— START OF Information given —
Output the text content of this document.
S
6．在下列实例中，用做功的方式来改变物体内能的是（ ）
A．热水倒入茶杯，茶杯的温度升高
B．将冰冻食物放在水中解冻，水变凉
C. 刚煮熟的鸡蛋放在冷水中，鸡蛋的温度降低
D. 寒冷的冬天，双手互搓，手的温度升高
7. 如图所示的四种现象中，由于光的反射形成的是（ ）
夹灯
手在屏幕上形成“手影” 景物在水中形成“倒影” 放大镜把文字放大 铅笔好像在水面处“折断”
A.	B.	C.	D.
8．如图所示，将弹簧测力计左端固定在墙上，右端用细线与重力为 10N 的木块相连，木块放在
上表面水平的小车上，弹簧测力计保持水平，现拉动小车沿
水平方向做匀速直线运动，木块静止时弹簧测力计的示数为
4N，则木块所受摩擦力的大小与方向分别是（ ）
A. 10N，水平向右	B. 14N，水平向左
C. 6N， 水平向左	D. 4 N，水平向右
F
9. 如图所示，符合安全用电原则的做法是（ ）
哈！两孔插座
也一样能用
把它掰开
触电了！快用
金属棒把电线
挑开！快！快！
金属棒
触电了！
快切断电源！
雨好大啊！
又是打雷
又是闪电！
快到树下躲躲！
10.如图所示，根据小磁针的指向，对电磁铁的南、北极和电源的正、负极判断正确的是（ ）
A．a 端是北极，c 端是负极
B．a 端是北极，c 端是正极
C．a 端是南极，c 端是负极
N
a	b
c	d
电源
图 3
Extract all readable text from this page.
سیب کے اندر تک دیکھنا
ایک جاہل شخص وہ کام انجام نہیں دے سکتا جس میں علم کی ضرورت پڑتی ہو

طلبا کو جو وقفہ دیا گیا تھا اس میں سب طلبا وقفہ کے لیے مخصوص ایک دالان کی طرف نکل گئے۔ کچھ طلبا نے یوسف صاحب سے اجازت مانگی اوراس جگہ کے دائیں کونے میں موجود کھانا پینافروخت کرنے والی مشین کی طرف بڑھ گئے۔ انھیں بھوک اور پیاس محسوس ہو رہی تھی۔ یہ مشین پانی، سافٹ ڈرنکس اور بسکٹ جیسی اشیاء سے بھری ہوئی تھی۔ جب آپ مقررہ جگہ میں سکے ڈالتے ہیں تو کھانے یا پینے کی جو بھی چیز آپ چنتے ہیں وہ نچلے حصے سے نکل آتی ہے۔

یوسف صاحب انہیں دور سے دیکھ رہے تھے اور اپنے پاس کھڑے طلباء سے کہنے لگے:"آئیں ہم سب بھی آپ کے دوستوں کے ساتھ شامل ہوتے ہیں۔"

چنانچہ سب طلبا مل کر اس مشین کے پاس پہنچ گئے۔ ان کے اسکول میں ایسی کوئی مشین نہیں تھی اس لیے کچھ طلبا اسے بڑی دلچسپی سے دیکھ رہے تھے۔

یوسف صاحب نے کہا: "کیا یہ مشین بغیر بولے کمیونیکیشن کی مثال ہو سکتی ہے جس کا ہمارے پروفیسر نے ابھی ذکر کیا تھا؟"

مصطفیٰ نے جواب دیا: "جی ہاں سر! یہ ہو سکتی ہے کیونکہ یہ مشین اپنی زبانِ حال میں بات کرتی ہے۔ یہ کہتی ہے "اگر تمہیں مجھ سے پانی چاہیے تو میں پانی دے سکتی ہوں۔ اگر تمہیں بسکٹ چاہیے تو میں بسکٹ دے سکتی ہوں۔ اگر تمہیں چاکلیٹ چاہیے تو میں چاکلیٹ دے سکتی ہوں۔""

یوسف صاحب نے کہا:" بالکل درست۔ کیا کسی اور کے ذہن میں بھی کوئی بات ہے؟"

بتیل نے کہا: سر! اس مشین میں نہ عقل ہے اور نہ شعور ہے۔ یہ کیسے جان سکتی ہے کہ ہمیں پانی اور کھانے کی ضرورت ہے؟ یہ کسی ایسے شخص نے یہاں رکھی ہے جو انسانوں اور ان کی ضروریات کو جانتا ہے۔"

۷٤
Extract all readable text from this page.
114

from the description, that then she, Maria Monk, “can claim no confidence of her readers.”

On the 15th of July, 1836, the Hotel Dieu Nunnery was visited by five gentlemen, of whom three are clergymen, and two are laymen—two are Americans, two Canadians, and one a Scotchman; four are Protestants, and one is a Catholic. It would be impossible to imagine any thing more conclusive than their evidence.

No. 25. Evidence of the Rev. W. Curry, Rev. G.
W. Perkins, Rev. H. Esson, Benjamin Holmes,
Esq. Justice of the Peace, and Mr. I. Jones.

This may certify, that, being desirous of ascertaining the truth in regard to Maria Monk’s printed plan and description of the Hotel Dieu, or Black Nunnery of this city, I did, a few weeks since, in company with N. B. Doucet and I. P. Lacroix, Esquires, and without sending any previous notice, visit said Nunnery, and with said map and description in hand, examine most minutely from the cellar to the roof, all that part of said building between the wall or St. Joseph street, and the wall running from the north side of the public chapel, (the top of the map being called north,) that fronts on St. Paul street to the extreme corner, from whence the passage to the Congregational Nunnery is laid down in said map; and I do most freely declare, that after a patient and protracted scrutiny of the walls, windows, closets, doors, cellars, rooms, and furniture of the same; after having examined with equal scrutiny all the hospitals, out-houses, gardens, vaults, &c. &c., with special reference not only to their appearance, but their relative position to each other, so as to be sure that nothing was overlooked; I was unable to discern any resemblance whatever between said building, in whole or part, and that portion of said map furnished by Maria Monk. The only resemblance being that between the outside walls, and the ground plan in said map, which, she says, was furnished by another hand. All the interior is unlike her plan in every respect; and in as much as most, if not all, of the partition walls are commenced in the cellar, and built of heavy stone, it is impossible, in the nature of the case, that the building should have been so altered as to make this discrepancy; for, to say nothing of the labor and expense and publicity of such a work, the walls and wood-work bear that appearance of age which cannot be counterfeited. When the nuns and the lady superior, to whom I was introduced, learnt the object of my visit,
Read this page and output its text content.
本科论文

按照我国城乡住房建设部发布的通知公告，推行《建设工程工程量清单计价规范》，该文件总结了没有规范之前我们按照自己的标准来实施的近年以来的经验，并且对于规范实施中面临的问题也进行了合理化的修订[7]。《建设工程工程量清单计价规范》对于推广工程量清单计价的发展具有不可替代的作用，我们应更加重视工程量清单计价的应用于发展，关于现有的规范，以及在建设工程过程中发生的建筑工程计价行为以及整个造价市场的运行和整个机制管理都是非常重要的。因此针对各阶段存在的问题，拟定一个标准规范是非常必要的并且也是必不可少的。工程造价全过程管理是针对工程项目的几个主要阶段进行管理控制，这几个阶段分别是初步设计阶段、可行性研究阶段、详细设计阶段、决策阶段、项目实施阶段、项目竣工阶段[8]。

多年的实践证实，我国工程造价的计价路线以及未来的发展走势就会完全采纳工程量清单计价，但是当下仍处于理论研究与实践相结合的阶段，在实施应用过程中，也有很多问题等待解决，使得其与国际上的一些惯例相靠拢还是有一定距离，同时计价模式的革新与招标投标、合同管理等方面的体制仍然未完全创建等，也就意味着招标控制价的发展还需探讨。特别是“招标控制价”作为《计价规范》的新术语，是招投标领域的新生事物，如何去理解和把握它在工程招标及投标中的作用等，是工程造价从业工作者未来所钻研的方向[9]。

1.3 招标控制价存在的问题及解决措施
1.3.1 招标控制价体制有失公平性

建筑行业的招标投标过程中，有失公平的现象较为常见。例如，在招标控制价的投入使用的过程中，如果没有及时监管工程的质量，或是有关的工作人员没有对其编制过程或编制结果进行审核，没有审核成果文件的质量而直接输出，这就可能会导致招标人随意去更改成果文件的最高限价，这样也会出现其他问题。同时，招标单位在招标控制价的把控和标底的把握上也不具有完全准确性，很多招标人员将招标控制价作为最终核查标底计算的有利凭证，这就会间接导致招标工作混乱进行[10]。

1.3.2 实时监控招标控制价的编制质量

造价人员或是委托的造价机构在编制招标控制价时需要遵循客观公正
— END OF Information given —
* Stated exercise *
Pick out the lines containing the string "content" and show them.

* In response *
Output the text content of this document.
Read this page and output its text content.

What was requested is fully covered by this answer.